[Source passage Boundary: Start]

The Spanish toothcarp (Aphanius iberus), also known as the Spanish pupfish or Iberian killifish, is a small, endemic species of fish in the family Cyprinodontidae. Its risk of extinction is one of the greatest of any Iberian vertebrate. Its limited range, coupled with the drastic population decline the species has suffered in the last two decades, has caused it to be placed on endangered species lists, both in Spain and internationally.  In addition, habitat fragmentation, likely due to humans, has resulted in this species becoming increasingly stagnant and has led to increased genetic drift. Also found to be contributing to their endangerment was genetic diversity of mitochondrial DNA. The mitochondrial DNA coupled with A. iberus’s geographic distribution has been able to affect their population genetic structure gradually in different spaces. Its conservation status in the south of the Iberian peninsula has notably worsened.

A similar fish in the peninsula's south-west has been classified as an independent species, Aphanius baeticus. Aphanius saourensis is another similar species in Algeria.

Description

Morphology
This is a small fish, rarely more than  in length. Females are longer than males of the same age. It has an oblong body and rounded fins. Its  dorsal fin is underdeveloped with respect to the fish's girth. It has large scales, numbering 20 to 26 across the body at its widest point.

It has obvious sexual dimorphism. The males are marked with bluish to silver-colored vertical stripes on the flanks and dark bands on the caudal fin. The females are generally greenish-brown with dark blotches distributed irregularly over their bodies; their fins are transparent and mostly unpatterned. Some populations, most notably those in Murcia, have short, dark stripes as opposed to blotches.

Reproduction
The lifespan of a Spanish toothcarp is short. They reach sexual maturity at age three months. The females spawn repeatedly each season, producing from 100 to 900 eggs. Toothcarps in the Murcia region tend to spawn between April and August, while more northerly populations, such as those in the Delta del Ebro, lay their eggs between May and August. Spawning is usually done in areas with nearby vegetation, which shelters the eggs.

Hatchlings emerge approximately eight days after the eggs are laid. Females that hatch in April are able to reproduce in June.

While the females spawn, adult males set up small territories that they defend from other males in ritualized combats through which they court the females.

Behavior
The Spanish toothcarp is an omnivore, and eats insects, crustaceans, worms and algae. Generally, toothcarps travel in small groups, staying near underwater vegetation, where they normally go unnoticed.

The biology of the Spanish toothcarp is characterized by a high growth rate, early maturity, a high reproductive rate, multiple periods of egg-laying and a short lifespan. From an evolutionary ecology point of view, this lifestyle is highly adaptive for fish that live in unstable environments, such as estuaries, where unpredictable conditions increase mortality. This strategy allows the toothcarp to exploit environmentally favorable conditions during the short intervals in which they occur, thereby revitalizing the population.

Habitat
Spanish toothcarp inhabit shallow, slow-moving bodies of water such as river-mouths, coastal lakes, and ponds. They occur in saline and fresh water alike, due to their ability to tolerate high levels of salinity: they are euryhaline. The Spanish toothcarp can tolerate temperatures of , and pH levels between 6.5 and 7.5.

[Source passage Boundary: End]
[Records Boundary: Start]

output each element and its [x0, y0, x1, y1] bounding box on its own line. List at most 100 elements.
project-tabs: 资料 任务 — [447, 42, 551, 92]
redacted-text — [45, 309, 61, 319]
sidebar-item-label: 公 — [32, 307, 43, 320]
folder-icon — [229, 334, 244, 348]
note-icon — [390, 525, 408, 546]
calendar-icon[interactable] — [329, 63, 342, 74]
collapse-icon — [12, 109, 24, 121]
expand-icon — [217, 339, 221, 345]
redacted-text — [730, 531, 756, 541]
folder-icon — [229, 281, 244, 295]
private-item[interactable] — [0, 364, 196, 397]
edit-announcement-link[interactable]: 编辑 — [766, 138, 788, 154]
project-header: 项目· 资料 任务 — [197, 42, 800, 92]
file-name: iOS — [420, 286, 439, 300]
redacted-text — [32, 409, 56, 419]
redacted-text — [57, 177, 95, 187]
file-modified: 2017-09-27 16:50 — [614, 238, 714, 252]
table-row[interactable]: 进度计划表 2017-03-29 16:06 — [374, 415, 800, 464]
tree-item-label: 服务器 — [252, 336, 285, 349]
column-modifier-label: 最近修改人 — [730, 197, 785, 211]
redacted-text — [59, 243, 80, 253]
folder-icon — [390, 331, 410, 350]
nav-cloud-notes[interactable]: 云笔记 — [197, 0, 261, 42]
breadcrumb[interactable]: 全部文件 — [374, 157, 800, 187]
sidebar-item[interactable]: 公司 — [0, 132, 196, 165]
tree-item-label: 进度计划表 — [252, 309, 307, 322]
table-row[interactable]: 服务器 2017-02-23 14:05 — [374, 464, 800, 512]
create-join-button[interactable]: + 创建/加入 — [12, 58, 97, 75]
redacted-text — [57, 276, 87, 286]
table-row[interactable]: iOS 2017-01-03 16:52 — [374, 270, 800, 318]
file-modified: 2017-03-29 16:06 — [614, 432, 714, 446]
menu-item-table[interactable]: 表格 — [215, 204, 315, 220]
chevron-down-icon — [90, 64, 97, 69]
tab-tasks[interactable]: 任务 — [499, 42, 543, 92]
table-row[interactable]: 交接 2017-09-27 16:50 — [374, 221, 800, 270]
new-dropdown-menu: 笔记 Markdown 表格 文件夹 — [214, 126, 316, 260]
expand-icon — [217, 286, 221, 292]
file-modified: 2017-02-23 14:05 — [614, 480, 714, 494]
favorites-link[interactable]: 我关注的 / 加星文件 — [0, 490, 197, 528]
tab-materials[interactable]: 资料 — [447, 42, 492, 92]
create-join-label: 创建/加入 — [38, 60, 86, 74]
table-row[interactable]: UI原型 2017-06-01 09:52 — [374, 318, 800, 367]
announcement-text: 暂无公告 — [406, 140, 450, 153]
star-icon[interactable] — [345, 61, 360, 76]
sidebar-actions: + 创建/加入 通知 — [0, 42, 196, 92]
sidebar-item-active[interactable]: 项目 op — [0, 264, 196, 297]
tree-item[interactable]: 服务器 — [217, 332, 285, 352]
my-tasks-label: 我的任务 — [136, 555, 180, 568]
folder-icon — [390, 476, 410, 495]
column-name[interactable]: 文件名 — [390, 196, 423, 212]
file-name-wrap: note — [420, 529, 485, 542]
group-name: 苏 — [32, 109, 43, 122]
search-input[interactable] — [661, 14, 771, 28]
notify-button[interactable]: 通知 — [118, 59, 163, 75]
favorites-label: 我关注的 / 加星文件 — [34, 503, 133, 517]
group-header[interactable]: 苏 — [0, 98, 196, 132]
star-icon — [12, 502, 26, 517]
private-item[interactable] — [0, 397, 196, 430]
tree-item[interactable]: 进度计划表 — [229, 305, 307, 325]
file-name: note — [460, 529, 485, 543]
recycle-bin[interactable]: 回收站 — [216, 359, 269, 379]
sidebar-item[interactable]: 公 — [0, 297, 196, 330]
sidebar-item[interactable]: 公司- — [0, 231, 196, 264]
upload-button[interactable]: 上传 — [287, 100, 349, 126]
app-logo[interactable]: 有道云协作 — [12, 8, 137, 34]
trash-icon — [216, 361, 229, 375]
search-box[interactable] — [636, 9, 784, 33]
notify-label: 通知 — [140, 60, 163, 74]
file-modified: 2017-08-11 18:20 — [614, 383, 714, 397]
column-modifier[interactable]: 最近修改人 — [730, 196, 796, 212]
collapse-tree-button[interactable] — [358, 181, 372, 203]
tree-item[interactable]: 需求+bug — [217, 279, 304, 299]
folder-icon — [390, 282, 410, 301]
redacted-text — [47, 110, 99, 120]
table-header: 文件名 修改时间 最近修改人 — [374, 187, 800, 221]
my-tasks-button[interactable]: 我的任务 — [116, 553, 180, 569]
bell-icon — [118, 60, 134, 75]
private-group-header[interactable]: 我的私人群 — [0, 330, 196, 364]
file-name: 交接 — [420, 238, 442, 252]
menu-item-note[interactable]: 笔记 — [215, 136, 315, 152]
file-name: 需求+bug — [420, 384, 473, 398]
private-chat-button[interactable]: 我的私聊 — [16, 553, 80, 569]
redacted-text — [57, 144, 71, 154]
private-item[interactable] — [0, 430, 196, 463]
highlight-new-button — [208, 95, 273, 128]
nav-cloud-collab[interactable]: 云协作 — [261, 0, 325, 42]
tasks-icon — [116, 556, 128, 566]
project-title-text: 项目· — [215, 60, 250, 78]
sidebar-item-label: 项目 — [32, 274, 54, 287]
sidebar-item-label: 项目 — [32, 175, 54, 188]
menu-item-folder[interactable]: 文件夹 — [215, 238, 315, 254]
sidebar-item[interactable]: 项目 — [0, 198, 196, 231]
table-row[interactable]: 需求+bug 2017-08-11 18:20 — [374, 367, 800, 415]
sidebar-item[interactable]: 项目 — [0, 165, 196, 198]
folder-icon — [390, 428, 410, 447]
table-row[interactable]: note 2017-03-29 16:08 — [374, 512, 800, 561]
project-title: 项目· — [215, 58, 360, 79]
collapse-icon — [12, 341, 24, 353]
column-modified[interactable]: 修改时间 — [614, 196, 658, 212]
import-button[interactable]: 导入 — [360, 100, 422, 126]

[Records Boundary: End]

Pick up the piece on the Spanish toothcarp where it stops and write the next part of it.

Despite their adaptability, they have been displaced by invasive species, such as both species of mosquitofish, introduced from North America to Spain in 1921 by doctor Sadí de Buen Lozano in an attempt to control malarial mosquitoes. The toothcarp has retreated to high salinity areas where the mosquitofish cannot live.

Distribution
The Spanish toothcarp is characteristic of the Iberian peninsula, and extends from the Aigüamolls of Alt Empordà to Lake Adra in Almería. In the last two decades, the Spanish toothcarp has suffered a severe decline, due in part to destruction of suitable habitats. Only a few dozen isolated populations are known.

They have been found in the alluvial plain of the Segura River, the Chicamo River in Abanilla, the wetlands surrounding the Mar Menor and Valencian Community (more specifically in the Parque Natural de El Hondo, and in the Parque Natural de la Albufera with its springs), the Parque Natural del Delta del Ebro in Tarragona, and the Albufera de Adra and the Adra River.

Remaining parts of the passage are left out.